GIVEN INSTRUCTION
Rewrite every one of the entries below, substituting "Old Gen" for each "Tenured Gen" and leaving all else unchanged.

RECORDS FOR THIS TASK

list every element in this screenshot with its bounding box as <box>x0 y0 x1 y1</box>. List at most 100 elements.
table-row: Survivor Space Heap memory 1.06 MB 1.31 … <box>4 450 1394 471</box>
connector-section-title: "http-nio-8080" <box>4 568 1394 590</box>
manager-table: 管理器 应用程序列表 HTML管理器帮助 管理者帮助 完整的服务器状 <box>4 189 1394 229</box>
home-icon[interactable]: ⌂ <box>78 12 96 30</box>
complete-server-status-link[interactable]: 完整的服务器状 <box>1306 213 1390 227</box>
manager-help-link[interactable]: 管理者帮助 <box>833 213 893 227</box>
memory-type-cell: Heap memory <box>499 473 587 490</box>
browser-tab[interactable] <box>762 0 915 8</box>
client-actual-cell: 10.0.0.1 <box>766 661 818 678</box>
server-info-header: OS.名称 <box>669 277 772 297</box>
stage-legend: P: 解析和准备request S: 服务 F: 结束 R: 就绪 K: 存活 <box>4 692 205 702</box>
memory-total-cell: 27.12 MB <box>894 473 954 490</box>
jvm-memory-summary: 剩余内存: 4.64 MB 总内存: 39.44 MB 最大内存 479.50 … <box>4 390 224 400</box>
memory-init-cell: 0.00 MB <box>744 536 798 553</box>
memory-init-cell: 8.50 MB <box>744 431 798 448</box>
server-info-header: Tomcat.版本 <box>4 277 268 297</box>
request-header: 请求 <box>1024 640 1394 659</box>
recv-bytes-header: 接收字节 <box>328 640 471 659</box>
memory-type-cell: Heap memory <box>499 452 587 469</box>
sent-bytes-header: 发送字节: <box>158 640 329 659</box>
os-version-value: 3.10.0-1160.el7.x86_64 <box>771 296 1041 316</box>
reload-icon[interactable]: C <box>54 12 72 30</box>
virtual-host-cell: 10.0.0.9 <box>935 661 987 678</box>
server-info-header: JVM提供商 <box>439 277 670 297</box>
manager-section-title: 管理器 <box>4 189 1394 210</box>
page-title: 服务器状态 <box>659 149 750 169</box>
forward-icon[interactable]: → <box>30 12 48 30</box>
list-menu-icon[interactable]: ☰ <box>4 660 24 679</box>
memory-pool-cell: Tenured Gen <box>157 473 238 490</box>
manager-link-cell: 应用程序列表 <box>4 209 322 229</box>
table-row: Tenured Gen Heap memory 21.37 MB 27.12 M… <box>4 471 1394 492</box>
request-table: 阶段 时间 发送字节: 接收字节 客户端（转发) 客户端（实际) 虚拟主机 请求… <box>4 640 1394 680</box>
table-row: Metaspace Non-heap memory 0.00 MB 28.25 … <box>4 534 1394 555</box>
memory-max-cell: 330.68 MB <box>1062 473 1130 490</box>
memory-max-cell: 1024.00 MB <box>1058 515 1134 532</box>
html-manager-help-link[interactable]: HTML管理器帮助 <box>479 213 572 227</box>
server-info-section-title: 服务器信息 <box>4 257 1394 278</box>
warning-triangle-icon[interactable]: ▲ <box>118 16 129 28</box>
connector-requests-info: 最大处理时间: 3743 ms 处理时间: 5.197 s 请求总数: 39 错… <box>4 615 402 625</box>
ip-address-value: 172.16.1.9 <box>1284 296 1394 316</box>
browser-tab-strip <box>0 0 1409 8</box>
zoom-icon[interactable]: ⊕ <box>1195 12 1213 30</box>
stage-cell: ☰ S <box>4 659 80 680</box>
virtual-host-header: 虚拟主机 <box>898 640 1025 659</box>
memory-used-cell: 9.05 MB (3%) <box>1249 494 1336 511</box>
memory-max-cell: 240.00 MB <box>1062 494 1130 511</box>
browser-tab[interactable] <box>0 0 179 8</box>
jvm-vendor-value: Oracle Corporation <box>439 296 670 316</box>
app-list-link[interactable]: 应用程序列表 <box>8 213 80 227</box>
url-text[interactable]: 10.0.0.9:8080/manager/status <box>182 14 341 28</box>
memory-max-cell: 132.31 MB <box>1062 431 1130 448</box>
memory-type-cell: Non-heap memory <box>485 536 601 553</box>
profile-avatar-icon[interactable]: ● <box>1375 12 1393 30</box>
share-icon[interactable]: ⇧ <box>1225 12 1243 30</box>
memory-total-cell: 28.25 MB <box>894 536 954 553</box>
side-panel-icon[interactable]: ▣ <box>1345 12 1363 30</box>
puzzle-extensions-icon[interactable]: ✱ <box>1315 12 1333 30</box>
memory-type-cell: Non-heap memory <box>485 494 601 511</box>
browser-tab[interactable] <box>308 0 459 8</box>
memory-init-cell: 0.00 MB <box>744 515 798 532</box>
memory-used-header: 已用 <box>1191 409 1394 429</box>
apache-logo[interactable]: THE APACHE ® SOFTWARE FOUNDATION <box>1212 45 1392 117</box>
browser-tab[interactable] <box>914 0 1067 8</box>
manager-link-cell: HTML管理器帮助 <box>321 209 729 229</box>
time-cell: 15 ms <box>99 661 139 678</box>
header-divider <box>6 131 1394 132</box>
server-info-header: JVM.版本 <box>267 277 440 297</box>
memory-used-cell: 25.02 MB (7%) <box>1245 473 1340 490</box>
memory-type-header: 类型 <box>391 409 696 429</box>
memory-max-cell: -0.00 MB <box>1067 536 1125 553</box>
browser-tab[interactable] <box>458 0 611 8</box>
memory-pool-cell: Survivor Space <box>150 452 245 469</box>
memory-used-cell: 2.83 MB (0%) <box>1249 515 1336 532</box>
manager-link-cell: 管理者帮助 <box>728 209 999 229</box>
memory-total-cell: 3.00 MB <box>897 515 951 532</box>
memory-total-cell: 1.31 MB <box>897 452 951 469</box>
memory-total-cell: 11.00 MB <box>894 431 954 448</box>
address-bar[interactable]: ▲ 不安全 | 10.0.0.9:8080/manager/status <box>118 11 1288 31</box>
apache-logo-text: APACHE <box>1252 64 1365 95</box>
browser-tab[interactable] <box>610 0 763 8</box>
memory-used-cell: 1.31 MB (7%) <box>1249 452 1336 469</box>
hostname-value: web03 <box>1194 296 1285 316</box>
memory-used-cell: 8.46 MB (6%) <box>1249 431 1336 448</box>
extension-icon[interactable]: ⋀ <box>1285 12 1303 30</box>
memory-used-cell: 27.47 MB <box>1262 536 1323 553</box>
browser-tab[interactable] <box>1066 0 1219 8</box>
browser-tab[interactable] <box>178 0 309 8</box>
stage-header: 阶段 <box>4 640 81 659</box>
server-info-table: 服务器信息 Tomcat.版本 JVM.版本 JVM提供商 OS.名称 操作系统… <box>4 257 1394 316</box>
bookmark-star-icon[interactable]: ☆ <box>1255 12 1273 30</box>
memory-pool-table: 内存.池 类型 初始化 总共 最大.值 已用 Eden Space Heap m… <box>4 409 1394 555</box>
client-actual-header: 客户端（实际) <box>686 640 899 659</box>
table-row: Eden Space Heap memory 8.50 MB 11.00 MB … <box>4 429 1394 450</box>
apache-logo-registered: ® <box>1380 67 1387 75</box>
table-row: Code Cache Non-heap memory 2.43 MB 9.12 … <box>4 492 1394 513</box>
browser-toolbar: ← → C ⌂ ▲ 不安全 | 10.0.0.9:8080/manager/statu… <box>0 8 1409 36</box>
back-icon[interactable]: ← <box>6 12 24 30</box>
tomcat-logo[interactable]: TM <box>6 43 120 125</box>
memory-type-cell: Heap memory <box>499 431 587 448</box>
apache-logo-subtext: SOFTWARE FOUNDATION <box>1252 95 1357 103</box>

TASK RESPONSE
list every element in this screenshot with its bounding box as <box>x0 y0 x1 y1</box>. List at most 100 elements.
table-row: Survivor Space Heap memory 1.06 MB 1.31 … <box>4 450 1394 471</box>
connector-section-title: "http-nio-8080" <box>4 568 1394 590</box>
manager-table: 管理器 应用程序列表 HTML管理器帮助 管理者帮助 完整的服务器状 <box>4 189 1394 229</box>
home-icon[interactable]: ⌂ <box>78 12 96 30</box>
complete-server-status-link[interactable]: 完整的服务器状 <box>1306 213 1390 227</box>
manager-help-link[interactable]: 管理者帮助 <box>833 213 893 227</box>
memory-type-cell: Heap memory <box>499 473 587 490</box>
browser-tab[interactable] <box>762 0 915 8</box>
client-actual-cell: 10.0.0.1 <box>766 661 818 678</box>
server-info-header: OS.名称 <box>669 277 772 297</box>
stage-legend: P: 解析和准备request S: 服务 F: 结束 R: 就绪 K: 存活 <box>4 692 205 702</box>
memory-total-cell: 27.12 MB <box>894 473 954 490</box>
jvm-memory-summary: 剩余内存: 4.64 MB 总内存: 39.44 MB 最大内存 479.50 … <box>4 390 224 400</box>
memory-init-cell: 0.00 MB <box>744 536 798 553</box>
memory-init-cell: 8.50 MB <box>744 431 798 448</box>
server-info-header: Tomcat.版本 <box>4 277 268 297</box>
request-header: 请求 <box>1024 640 1394 659</box>
recv-bytes-header: 接收字节 <box>328 640 471 659</box>
memory-type-cell: Heap memory <box>499 452 587 469</box>
sent-bytes-header: 发送字节: <box>158 640 329 659</box>
os-version-value: 3.10.0-1160.el7.x86_64 <box>771 296 1041 316</box>
reload-icon[interactable]: C <box>54 12 72 30</box>
virtual-host-cell: 10.0.0.9 <box>935 661 987 678</box>
server-info-header: JVM提供商 <box>439 277 670 297</box>
manager-section-title: 管理器 <box>4 189 1394 210</box>
page-title: 服务器状态 <box>659 149 750 169</box>
forward-icon[interactable]: → <box>30 12 48 30</box>
list-menu-icon[interactable]: ☰ <box>4 660 24 679</box>
memory-pool-cell: Old Gen <box>157 473 238 490</box>
manager-link-cell: 应用程序列表 <box>4 209 322 229</box>
table-row: Old Gen Heap memory 21.37 MB 27.12 M… <box>4 471 1394 492</box>
request-table: 阶段 时间 发送字节: 接收字节 客户端（转发) 客户端（实际) 虚拟主机 请求… <box>4 640 1394 680</box>
table-row: Metaspace Non-heap memory 0.00 MB 28.25 … <box>4 534 1394 555</box>
memory-max-cell: 330.68 MB <box>1062 473 1130 490</box>
memory-max-cell: 1024.00 MB <box>1058 515 1134 532</box>
html-manager-help-link[interactable]: HTML管理器帮助 <box>479 213 572 227</box>
server-info-section-title: 服务器信息 <box>4 257 1394 278</box>
warning-triangle-icon[interactable]: ▲ <box>118 16 129 28</box>
connector-requests-info: 最大处理时间: 3743 ms 处理时间: 5.197 s 请求总数: 39 错… <box>4 615 402 625</box>
ip-address-value: 172.16.1.9 <box>1284 296 1394 316</box>
browser-tab-strip <box>0 0 1409 8</box>
zoom-icon[interactable]: ⊕ <box>1195 12 1213 30</box>
stage-cell: ☰ S <box>4 659 80 680</box>
virtual-host-header: 虚拟主机 <box>898 640 1025 659</box>
memory-used-cell: 9.05 MB (3%) <box>1249 494 1336 511</box>
memory-max-cell: 240.00 MB <box>1062 494 1130 511</box>
browser-tab[interactable] <box>0 0 179 8</box>
jvm-vendor-value: Oracle Corporation <box>439 296 670 316</box>
app-list-link[interactable]: 应用程序列表 <box>8 213 80 227</box>
url-text[interactable]: 10.0.0.9:8080/manager/status <box>182 14 341 28</box>
memory-max-cell: 132.31 MB <box>1062 431 1130 448</box>
memory-type-cell: Non-heap memory <box>485 536 601 553</box>
profile-avatar-icon[interactable]: ● <box>1375 12 1393 30</box>
share-icon[interactable]: ⇧ <box>1225 12 1243 30</box>
memory-total-cell: 28.25 MB <box>894 536 954 553</box>
side-panel-icon[interactable]: ▣ <box>1345 12 1363 30</box>
puzzle-extensions-icon[interactable]: ✱ <box>1315 12 1333 30</box>
memory-type-cell: Non-heap memory <box>485 494 601 511</box>
browser-tab[interactable] <box>308 0 459 8</box>
memory-init-cell: 0.00 MB <box>744 515 798 532</box>
memory-used-header: 已用 <box>1191 409 1394 429</box>
apache-logo[interactable]: THE APACHE ® SOFTWARE FOUNDATION <box>1212 45 1392 117</box>
browser-tab[interactable] <box>914 0 1067 8</box>
manager-link-cell: HTML管理器帮助 <box>321 209 729 229</box>
time-cell: 15 ms <box>99 661 139 678</box>
header-divider <box>6 131 1394 132</box>
server-info-header: JVM.版本 <box>267 277 440 297</box>
memory-used-cell: 25.02 MB (7%) <box>1245 473 1340 490</box>
memory-type-header: 类型 <box>391 409 696 429</box>
memory-max-cell: -0.00 MB <box>1067 536 1125 553</box>
browser-tab[interactable] <box>458 0 611 8</box>
memory-pool-cell: Survivor Space <box>150 452 245 469</box>
memory-used-cell: 2.83 MB (0%) <box>1249 515 1336 532</box>
manager-link-cell: 管理者帮助 <box>728 209 999 229</box>
memory-total-cell: 3.00 MB <box>897 515 951 532</box>
memory-total-cell: 1.31 MB <box>897 452 951 469</box>
memory-total-cell: 11.00 MB <box>894 431 954 448</box>
address-bar[interactable]: ▲ 不安全 | 10.0.0.9:8080/manager/status <box>118 11 1288 31</box>
apache-logo-text: APACHE <box>1252 64 1365 95</box>
browser-tab[interactable] <box>610 0 763 8</box>
memory-used-cell: 1.31 MB (7%) <box>1249 452 1336 469</box>
hostname-value: web03 <box>1194 296 1285 316</box>
memory-used-cell: 8.46 MB (6%) <box>1249 431 1336 448</box>
extension-icon[interactable]: ⋀ <box>1285 12 1303 30</box>
memory-used-cell: 27.47 MB <box>1262 536 1323 553</box>
browser-tab[interactable] <box>1066 0 1219 8</box>
browser-tab[interactable] <box>178 0 309 8</box>
stage-header: 阶段 <box>4 640 81 659</box>
server-info-table: 服务器信息 Tomcat.版本 JVM.版本 JVM提供商 OS.名称 操作系统… <box>4 257 1394 316</box>
bookmark-star-icon[interactable]: ☆ <box>1255 12 1273 30</box>
memory-pool-table: 内存.池 类型 初始化 总共 最大.值 已用 Eden Space Heap m… <box>4 409 1394 555</box>
client-actual-header: 客户端（实际) <box>686 640 899 659</box>
table-row: Eden Space Heap memory 8.50 MB 11.00 MB … <box>4 429 1394 450</box>
apache-logo-registered: ® <box>1380 67 1387 75</box>
table-row: Code Cache Non-heap memory 2.43 MB 9.12 … <box>4 492 1394 513</box>
browser-toolbar: ← → C ⌂ ▲ 不安全 | 10.0.0.9:8080/manager/statu… <box>0 8 1409 36</box>
back-icon[interactable]: ← <box>6 12 24 30</box>
tomcat-logo[interactable]: TM <box>6 43 120 125</box>
memory-type-cell: Heap memory <box>499 431 587 448</box>
apache-logo-subtext: SOFTWARE FOUNDATION <box>1252 95 1357 103</box>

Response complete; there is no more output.